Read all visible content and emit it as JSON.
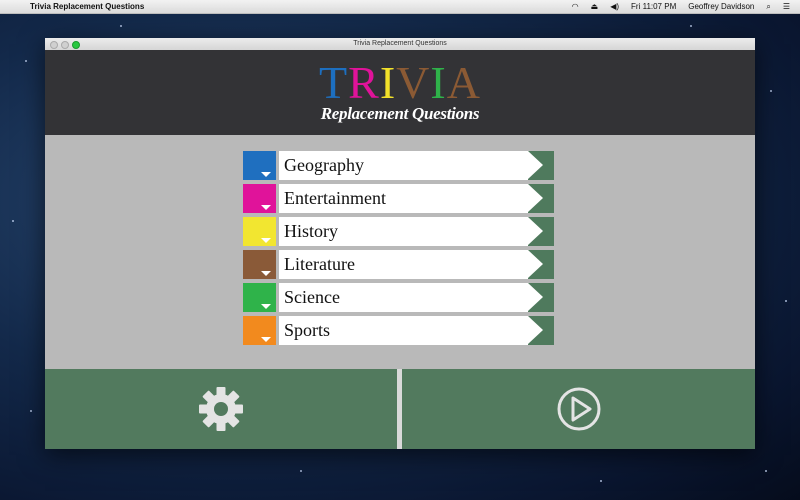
{
  "menubar": {
    "app_name": "Trivia Replacement Questions",
    "datetime": "Fri 11:07 PM",
    "user": "Geoffrey Davidson"
  },
  "window": {
    "title": "Trivia Replacement Questions"
  },
  "header": {
    "logo_letters": [
      {
        "char": "T",
        "color": "#1d6fc0"
      },
      {
        "char": "R",
        "color": "#e0139a"
      },
      {
        "char": "I",
        "color": "#f2e12a"
      },
      {
        "char": "V",
        "color": "#8b5a34"
      },
      {
        "char": "I",
        "color": "#2fb24a"
      },
      {
        "char": "A",
        "color": "#8b5a34"
      }
    ],
    "subtitle": "Replacement Questions"
  },
  "categories": [
    {
      "label": "Geography",
      "color": "#1f6fbf"
    },
    {
      "label": "Entertainment",
      "color": "#e0139a"
    },
    {
      "label": "History",
      "color": "#f2e630"
    },
    {
      "label": "Literature",
      "color": "#8a5a38"
    },
    {
      "label": "Science",
      "color": "#2fb34a"
    },
    {
      "label": "Sports",
      "color": "#f28a1e"
    }
  ],
  "buttons": {
    "settings_icon": "gear-icon",
    "play_icon": "play-circle-icon"
  }
}
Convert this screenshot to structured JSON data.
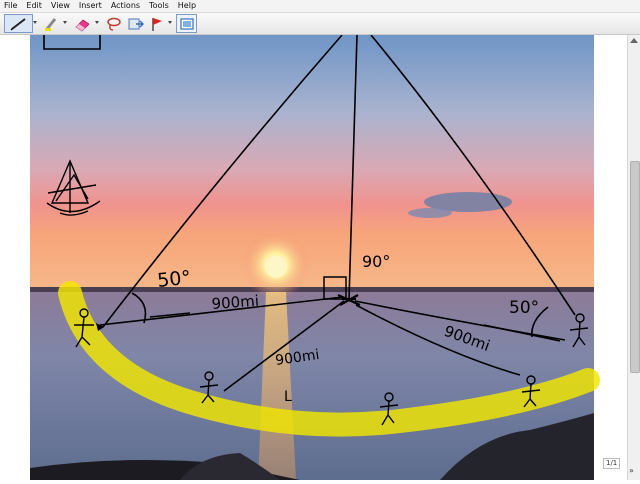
{
  "menu": {
    "items": [
      "File",
      "Edit",
      "View",
      "Insert",
      "Actions",
      "Tools",
      "Help"
    ]
  },
  "toolbar": {
    "tools": [
      "pen-tool-icon",
      "highlighter-icon",
      "eraser-icon",
      "lasso-icon",
      "insert-space-icon",
      "flag-icon",
      "screenshot-icon"
    ],
    "highlighter_color": "#e8e000",
    "eraser_color": "#e83a8a",
    "pen_color": "#000000"
  },
  "annotations": {
    "angle_left": "50°",
    "angle_right": "50°",
    "angle_top": "90°",
    "dist_left": "900mi",
    "dist_right": "900mi",
    "dist_center": "900mi",
    "small_mark": "L"
  },
  "page_counter": "1/1",
  "colors": {
    "ink": "#000000",
    "highlight": "#f2e600",
    "sky_top": "#6f95c6",
    "sun": "#fff1a0"
  }
}
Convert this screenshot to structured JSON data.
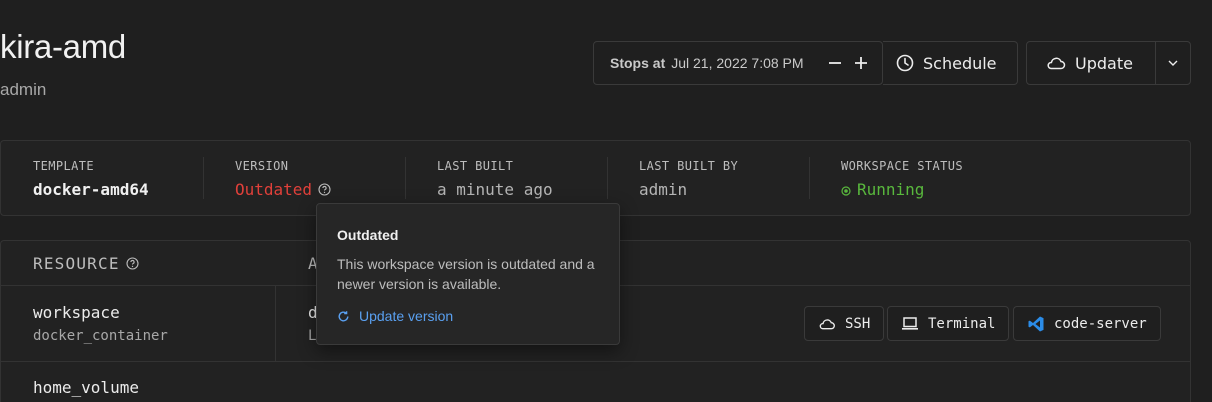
{
  "workspace": {
    "name": "kira-amd",
    "owner": "admin"
  },
  "toolbar": {
    "stops_label": "Stops at",
    "stops_time": "Jul 21, 2022 7:08 PM",
    "schedule_label": "Schedule",
    "update_label": "Update"
  },
  "stats": {
    "template_label": "TEMPLATE",
    "template_value": "docker-amd64",
    "version_label": "VERSION",
    "version_value": "Outdated",
    "last_built_label": "LAST BUILT",
    "last_built_value": "a minute ago",
    "last_built_by_label": "LAST BUILT BY",
    "last_built_by_value": "admin",
    "status_label": "WORKSPACE STATUS",
    "status_value": "Running"
  },
  "resources": {
    "col_resource": "RESOURCE",
    "col_agent": "A",
    "rows": [
      {
        "name": "workspace",
        "type": "docker_container",
        "agent": "d",
        "agent_sub": "L"
      },
      {
        "name": "home_volume"
      }
    ],
    "apps": {
      "ssh": "SSH",
      "terminal": "Terminal",
      "code_server": "code-server"
    }
  },
  "tooltip": {
    "title": "Outdated",
    "body": "This workspace version is outdated and a newer version is available.",
    "link": "Update version"
  },
  "colors": {
    "outdated": "#e0403a",
    "running": "#59b83d",
    "link": "#5aa0f0",
    "vscode": "#2b8ce8"
  }
}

__________________________________________________

> **TASK PROMPT**
Leave every image out, and retype the material exactly.

> **OUTPUT BELOW**
Read all visible content and emit it as JSON.
{
  "menubar": {
    "app_name": "Trivia Replacement Questions",
    "datetime": "Fri 11:07 PM",
    "user": "Geoffrey Davidson"
  },
  "window": {
    "title": "Trivia Replacement Questions"
  },
  "header": {
    "logo_letters": [
      {
        "char": "T",
        "color": "#1d6fc0"
      },
      {
        "char": "R",
        "color": "#e0139a"
      },
      {
        "char": "I",
        "color": "#f2e12a"
      },
      {
        "char": "V",
        "color": "#8b5a34"
      },
      {
        "char": "I",
        "color": "#2fb24a"
      },
      {
        "char": "A",
        "color": "#8b5a34"
      }
    ],
    "subtitle": "Replacement Questions"
  },
  "categories": [
    {
      "label": "Geography",
      "color": "#1f6fbf"
    },
    {
      "label": "Entertainment",
      "color": "#e0139a"
    },
    {
      "label": "History",
      "color": "#f2e630"
    },
    {
      "label": "Literature",
      "color": "#8a5a38"
    },
    {
      "label": "Science",
      "color": "#2fb34a"
    },
    {
      "label": "Sports",
      "color": "#f28a1e"
    }
  ],
  "buttons": {
    "settings_icon": "gear-icon",
    "play_icon": "play-circle-icon"
  }
}
Convert this screenshot to structured JSON data.
{
  "menu": {
    "items": [
      "File",
      "Edit",
      "View",
      "Insert",
      "Actions",
      "Tools",
      "Help"
    ]
  },
  "toolbar": {
    "tools": [
      "pen-tool-icon",
      "highlighter-icon",
      "eraser-icon",
      "lasso-icon",
      "insert-space-icon",
      "flag-icon",
      "screenshot-icon"
    ],
    "highlighter_color": "#e8e000",
    "eraser_color": "#e83a8a",
    "pen_color": "#000000"
  },
  "annotations": {
    "angle_left": "50°",
    "angle_right": "50°",
    "angle_top": "90°",
    "dist_left": "900mi",
    "dist_right": "900mi",
    "dist_center": "900mi",
    "small_mark": "L"
  },
  "page_counter": "1/1",
  "colors": {
    "ink": "#000000",
    "highlight": "#f2e600",
    "sky_top": "#6f95c6",
    "sun": "#fff1a0"
  }
}
Convert this screenshot to structured JSON data.
{
  "workspace": {
    "name": "kira-amd",
    "owner": "admin"
  },
  "toolbar": {
    "stops_label": "Stops at",
    "stops_time": "Jul 21, 2022 7:08 PM",
    "schedule_label": "Schedule",
    "update_label": "Update"
  },
  "stats": {
    "template_label": "TEMPLATE",
    "template_value": "docker-amd64",
    "version_label": "VERSION",
    "version_value": "Outdated",
    "last_built_label": "LAST BUILT",
    "last_built_value": "a minute ago",
    "last_built_by_label": "LAST BUILT BY",
    "last_built_by_value": "admin",
    "status_label": "WORKSPACE STATUS",
    "status_value": "Running"
  },
  "resources": {
    "col_resource": "RESOURCE",
    "col_agent": "A",
    "rows": [
      {
        "name": "workspace",
        "type": "docker_container",
        "agent": "d",
        "agent_sub": "L"
      },
      {
        "name": "home_volume"
      }
    ],
    "apps": {
      "ssh": "SSH",
      "terminal": "Terminal",
      "code_server": "code-server"
    }
  },
  "tooltip": {
    "title": "Outdated",
    "body": "This workspace version is outdated and a newer version is available.",
    "link": "Update version"
  },
  "colors": {
    "outdated": "#e0403a",
    "running": "#59b83d",
    "link": "#5aa0f0",
    "vscode": "#2b8ce8"
  }
}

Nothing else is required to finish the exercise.